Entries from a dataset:
#####

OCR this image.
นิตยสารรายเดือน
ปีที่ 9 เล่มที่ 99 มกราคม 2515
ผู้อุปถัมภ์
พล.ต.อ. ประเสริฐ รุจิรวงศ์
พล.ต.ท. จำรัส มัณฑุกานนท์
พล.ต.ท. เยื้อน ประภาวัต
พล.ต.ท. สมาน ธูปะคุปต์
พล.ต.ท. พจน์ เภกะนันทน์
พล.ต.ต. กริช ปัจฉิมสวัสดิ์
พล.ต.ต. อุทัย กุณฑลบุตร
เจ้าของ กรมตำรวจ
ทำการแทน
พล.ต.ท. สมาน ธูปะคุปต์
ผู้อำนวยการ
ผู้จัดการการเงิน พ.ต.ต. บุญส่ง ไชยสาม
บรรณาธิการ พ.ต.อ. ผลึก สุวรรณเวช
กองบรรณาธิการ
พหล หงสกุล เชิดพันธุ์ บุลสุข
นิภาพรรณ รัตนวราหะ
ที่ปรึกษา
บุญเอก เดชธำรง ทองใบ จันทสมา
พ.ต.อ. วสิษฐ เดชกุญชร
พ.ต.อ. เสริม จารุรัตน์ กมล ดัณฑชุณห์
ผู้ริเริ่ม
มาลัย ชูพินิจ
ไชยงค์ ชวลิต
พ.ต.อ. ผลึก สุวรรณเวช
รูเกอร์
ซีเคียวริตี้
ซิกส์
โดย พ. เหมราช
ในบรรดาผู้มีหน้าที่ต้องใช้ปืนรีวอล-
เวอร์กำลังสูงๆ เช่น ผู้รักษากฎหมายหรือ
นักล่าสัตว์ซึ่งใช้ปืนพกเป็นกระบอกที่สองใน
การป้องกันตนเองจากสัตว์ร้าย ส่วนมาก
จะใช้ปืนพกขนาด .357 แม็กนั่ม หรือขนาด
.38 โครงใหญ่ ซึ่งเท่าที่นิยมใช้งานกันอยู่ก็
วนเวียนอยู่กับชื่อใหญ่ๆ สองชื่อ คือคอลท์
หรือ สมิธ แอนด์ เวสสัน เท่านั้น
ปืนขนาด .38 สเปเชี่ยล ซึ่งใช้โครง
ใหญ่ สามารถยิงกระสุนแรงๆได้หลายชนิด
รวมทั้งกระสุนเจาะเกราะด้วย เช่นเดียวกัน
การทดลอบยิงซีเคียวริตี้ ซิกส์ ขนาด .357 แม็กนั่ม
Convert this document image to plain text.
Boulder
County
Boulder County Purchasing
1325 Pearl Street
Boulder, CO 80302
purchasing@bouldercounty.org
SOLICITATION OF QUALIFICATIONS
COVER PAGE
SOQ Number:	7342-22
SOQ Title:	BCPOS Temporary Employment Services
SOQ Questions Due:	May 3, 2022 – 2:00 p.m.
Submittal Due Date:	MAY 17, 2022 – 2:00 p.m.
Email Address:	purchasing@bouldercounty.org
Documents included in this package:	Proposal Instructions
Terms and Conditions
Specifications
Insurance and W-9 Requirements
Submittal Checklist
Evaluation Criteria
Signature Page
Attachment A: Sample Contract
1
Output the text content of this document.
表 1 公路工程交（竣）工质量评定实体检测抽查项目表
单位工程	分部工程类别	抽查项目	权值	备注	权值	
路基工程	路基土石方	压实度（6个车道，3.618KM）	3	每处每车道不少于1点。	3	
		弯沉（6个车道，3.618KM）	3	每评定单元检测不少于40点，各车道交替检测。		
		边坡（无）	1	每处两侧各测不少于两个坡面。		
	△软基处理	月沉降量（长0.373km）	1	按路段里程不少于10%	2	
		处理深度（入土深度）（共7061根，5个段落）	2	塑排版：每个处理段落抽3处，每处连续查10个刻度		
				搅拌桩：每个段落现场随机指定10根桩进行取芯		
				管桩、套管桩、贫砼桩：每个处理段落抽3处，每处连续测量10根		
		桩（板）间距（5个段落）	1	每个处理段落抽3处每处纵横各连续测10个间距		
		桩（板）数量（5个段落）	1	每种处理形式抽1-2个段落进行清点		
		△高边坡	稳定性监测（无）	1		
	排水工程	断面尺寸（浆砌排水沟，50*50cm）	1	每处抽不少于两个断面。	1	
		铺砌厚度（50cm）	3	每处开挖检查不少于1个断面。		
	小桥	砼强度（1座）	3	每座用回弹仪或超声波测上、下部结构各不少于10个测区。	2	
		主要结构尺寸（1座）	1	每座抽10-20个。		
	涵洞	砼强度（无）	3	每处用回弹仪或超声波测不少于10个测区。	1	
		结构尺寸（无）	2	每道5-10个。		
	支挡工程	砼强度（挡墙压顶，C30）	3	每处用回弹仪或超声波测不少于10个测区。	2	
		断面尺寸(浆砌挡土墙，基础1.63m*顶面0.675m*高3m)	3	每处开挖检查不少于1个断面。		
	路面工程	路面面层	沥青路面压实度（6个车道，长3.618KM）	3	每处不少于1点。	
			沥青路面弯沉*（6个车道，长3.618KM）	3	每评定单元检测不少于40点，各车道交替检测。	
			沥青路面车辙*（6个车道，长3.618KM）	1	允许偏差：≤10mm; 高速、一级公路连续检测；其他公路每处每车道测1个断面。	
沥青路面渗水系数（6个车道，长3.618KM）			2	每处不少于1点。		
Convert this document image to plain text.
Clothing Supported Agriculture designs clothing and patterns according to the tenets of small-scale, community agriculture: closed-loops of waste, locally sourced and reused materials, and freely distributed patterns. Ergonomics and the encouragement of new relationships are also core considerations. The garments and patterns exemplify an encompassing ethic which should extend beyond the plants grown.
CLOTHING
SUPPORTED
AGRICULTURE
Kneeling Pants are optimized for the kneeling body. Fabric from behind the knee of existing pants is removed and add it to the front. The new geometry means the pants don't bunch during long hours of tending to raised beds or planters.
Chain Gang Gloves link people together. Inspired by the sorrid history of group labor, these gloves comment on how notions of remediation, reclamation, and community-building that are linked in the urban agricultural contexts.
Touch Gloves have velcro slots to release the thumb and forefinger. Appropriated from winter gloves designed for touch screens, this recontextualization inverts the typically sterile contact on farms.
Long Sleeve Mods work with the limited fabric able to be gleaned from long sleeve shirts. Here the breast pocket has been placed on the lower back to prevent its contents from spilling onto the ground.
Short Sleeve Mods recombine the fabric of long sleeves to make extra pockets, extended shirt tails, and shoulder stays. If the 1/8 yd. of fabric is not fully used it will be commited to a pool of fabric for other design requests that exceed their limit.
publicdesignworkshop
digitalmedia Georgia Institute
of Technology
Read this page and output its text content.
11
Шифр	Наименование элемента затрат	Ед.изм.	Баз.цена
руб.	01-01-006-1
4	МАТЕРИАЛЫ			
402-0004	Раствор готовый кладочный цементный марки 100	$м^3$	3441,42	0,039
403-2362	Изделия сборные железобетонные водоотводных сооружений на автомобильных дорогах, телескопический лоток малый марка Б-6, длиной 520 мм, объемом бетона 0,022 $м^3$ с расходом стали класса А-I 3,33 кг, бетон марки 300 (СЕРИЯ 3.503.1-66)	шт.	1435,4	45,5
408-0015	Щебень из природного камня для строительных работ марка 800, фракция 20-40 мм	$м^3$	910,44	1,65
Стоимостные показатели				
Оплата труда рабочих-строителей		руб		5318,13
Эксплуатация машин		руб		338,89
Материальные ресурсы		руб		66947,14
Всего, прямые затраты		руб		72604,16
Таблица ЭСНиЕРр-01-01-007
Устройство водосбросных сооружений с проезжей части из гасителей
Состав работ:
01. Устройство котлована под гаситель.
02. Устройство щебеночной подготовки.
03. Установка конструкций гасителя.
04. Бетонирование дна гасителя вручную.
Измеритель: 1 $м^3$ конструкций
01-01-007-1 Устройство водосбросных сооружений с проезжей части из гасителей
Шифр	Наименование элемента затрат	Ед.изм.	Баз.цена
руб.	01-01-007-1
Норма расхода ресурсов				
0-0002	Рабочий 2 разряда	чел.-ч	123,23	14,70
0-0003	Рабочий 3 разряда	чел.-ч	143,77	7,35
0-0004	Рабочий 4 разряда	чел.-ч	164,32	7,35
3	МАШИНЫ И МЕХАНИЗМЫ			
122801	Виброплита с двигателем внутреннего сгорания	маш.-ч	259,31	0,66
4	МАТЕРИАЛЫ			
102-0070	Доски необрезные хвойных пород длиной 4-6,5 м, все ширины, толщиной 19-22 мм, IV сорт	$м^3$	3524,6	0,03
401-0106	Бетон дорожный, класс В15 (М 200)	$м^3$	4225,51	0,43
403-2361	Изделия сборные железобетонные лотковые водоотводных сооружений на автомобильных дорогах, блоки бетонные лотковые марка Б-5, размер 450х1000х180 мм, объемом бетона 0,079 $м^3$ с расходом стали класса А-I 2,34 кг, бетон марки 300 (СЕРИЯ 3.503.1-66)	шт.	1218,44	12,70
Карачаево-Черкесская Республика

#####

*What you have to do*: Determine the count of lines in the data above with the string "работ" in them, and give that count alone.

*Exercise response*: 2